**Exercise details:** Each line that holds the word "name" is to be identified and copied.

(Records from a data collection)
* * * *
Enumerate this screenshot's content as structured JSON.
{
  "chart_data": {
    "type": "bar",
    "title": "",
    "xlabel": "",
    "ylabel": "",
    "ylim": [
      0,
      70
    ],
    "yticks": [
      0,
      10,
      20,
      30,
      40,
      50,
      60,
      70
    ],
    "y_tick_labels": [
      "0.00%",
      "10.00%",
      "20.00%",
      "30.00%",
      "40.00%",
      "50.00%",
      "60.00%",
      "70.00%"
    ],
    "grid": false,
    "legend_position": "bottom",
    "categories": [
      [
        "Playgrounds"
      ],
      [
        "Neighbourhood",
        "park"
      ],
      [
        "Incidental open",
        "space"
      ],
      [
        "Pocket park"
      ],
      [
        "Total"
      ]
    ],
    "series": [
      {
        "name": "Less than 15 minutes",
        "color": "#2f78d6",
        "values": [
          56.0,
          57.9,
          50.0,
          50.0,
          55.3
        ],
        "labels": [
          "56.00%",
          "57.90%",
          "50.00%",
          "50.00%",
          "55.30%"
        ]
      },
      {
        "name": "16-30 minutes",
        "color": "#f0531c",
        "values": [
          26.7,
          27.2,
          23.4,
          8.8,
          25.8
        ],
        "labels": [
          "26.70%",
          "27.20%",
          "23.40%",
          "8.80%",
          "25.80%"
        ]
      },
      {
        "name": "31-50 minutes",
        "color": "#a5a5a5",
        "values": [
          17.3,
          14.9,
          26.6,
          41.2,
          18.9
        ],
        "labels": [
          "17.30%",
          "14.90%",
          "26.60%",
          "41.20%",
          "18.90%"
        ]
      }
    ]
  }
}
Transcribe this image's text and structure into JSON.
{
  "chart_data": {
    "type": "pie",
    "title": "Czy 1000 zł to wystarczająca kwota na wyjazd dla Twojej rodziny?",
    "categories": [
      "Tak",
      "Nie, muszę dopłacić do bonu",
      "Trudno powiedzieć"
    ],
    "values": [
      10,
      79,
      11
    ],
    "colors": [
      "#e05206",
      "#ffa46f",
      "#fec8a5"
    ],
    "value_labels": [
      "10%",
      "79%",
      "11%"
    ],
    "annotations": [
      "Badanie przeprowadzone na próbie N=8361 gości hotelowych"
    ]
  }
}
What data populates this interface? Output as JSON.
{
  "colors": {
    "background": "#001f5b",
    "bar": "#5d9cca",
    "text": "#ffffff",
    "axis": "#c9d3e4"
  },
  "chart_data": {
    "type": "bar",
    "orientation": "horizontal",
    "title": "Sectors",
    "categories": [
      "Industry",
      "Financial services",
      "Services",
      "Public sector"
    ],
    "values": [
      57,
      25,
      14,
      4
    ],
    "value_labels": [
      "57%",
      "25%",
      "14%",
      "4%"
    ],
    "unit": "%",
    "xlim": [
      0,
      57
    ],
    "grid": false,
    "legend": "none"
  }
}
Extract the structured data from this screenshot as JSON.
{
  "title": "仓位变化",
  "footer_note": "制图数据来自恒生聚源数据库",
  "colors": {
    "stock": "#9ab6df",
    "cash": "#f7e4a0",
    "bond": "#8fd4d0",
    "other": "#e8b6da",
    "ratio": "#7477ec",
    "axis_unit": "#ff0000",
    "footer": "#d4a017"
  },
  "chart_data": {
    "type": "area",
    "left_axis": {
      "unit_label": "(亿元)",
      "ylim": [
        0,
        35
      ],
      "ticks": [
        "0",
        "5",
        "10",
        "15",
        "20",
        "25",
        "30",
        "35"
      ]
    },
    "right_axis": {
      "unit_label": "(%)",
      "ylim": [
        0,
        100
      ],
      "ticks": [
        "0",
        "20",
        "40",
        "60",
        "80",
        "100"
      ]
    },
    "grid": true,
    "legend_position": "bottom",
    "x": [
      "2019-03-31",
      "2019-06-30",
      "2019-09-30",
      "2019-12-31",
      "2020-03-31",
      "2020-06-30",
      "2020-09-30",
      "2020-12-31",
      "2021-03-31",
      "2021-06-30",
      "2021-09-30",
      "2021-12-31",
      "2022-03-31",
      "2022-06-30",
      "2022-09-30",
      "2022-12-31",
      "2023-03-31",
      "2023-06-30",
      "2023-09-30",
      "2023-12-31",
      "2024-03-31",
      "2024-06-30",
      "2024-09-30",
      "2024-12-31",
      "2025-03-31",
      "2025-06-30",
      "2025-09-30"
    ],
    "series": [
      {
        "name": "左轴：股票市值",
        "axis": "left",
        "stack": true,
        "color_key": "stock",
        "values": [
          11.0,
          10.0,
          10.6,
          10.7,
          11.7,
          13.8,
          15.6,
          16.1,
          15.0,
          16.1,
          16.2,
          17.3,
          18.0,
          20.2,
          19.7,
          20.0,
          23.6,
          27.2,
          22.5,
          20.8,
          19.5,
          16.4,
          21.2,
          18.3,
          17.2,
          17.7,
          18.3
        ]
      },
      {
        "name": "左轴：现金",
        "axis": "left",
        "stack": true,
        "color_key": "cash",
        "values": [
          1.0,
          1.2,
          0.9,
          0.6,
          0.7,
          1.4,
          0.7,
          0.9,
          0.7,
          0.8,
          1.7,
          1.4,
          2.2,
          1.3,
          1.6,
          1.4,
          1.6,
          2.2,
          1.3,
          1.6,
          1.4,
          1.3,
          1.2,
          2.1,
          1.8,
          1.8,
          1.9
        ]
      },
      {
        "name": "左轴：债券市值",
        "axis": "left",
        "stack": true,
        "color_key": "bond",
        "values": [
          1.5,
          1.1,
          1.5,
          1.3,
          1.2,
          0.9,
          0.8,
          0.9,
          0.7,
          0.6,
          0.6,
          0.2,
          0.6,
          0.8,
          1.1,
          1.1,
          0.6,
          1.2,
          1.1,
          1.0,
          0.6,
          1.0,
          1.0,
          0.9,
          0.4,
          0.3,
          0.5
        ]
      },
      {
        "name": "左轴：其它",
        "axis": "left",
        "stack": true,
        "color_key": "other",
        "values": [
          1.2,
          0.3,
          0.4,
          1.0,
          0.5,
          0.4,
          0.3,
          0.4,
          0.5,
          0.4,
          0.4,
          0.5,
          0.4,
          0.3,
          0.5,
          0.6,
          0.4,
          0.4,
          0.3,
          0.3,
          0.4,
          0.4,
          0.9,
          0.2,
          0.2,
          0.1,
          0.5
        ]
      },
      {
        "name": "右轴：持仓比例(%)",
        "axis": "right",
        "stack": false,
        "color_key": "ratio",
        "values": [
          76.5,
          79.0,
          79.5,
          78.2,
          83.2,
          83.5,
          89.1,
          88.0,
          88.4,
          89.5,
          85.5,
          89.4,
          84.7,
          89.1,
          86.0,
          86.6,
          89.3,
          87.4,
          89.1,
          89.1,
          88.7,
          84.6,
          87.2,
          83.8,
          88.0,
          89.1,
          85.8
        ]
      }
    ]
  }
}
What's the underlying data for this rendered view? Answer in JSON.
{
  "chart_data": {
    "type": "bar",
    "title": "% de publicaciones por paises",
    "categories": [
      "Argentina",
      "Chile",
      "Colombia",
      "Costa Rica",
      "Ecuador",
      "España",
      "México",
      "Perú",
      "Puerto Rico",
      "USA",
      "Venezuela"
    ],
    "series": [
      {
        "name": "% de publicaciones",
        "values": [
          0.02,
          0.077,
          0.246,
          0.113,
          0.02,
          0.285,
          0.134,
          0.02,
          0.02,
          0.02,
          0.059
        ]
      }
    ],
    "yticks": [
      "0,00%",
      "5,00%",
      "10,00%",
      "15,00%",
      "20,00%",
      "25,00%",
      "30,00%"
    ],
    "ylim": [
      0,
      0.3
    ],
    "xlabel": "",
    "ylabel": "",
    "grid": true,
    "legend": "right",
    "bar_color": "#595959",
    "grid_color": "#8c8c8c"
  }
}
* * * *
**Result:**
        "name": "Less than 15 minutes",
        "name": "16-30 minutes",
        "name": "31-50 minutes",
        "name": "左轴：股票市值",
        "name": "左轴：现金",
        "name": "左轴：债券市值",
        "name": "左轴：其它",
        "name": "右轴：持仓比例(%)",
        "name": "% de publicaciones",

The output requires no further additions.